** Start SUPPLIED RECORDS **

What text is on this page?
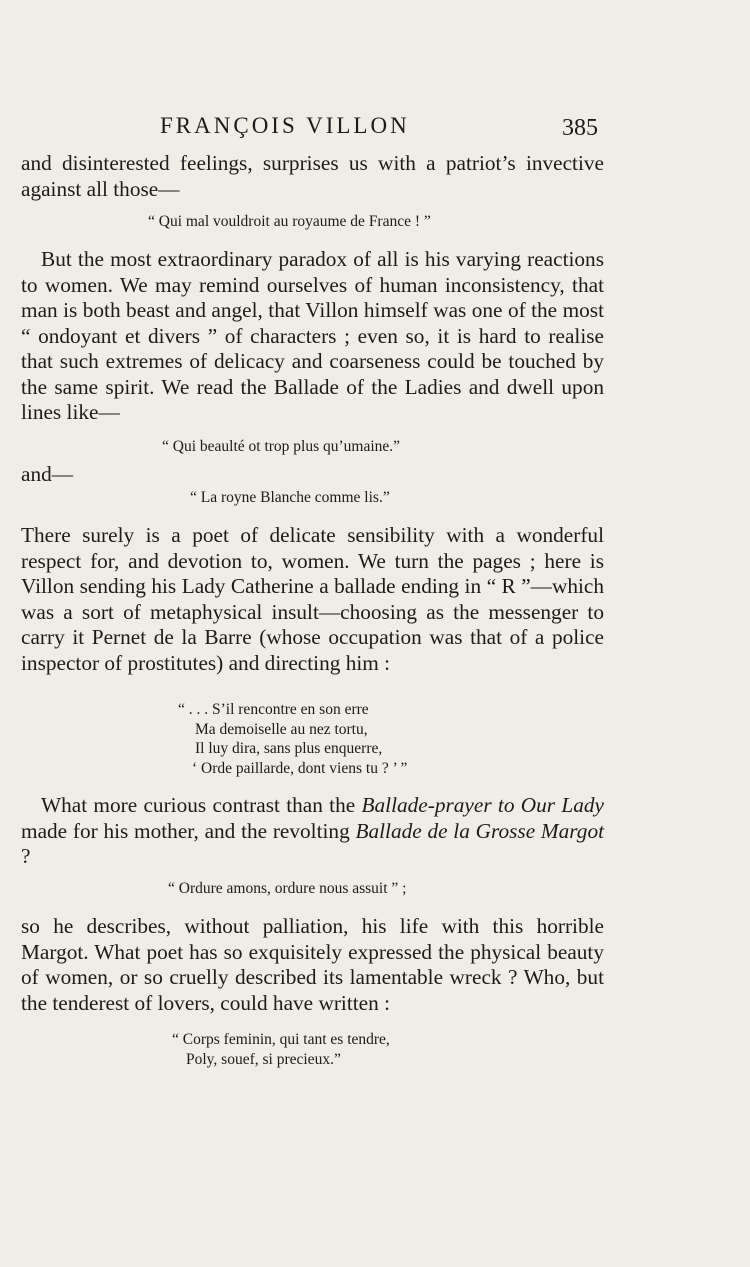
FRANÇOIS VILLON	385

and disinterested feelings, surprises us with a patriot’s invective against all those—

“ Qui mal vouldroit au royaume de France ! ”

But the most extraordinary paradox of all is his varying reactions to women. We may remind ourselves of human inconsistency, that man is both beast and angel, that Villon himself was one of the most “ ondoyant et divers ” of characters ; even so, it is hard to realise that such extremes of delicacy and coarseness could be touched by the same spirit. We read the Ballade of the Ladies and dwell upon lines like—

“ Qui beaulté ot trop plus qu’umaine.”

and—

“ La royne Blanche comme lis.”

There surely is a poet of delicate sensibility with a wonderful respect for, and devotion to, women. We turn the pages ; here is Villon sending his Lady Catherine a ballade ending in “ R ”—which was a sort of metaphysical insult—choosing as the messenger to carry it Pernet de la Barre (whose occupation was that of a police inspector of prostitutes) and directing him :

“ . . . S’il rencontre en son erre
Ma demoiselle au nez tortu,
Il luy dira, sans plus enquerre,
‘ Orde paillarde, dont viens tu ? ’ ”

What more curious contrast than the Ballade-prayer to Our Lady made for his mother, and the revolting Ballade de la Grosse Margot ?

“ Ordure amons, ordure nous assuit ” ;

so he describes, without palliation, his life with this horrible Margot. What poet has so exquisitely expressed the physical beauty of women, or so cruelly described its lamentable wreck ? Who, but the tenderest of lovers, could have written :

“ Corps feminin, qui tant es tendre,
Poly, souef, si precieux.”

** End SUPPLIED RECORDS **
** Start SUPPLIED RECORDS **

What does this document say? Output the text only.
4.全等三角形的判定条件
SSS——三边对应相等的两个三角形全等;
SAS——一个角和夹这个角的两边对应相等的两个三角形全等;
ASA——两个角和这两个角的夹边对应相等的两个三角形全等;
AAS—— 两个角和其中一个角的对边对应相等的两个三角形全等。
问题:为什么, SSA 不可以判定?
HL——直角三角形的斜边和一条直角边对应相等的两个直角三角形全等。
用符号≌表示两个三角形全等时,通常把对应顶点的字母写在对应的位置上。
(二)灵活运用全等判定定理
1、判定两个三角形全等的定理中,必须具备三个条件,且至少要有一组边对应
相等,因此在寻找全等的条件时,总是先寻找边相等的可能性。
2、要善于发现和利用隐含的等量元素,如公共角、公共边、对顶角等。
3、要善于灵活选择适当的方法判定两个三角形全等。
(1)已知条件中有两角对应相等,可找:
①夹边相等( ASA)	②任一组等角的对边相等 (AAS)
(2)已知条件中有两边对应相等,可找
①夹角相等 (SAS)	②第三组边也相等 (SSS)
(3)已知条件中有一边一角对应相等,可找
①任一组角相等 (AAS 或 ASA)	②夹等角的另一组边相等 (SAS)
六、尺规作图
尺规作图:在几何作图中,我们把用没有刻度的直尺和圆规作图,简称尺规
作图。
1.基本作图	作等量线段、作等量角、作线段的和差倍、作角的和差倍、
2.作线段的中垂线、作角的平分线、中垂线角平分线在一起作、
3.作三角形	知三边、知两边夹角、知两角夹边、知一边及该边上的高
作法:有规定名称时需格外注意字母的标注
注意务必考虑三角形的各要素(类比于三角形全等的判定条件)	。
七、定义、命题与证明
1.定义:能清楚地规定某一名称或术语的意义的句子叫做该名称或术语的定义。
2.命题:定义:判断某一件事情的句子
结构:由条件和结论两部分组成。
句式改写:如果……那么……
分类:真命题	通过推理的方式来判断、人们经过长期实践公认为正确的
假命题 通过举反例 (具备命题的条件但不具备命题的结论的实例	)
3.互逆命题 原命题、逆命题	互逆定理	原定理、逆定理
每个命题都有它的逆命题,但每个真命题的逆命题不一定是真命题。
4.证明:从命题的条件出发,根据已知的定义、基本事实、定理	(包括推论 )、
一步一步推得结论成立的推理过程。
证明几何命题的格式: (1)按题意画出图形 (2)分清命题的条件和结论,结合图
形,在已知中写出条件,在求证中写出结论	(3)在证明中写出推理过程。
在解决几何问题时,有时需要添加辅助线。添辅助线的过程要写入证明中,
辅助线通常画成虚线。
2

** End SUPPLIED RECORDS **

• YOUR OBJECTIVE: Copy the lines from the entries above in which the word "尺规作图" appears.

• SOLUTION FOR THIS EXERCISE:
六、尺规作图
尺规作图:在几何作图中,我们把用没有刻度的直尺和圆规作图,简称尺规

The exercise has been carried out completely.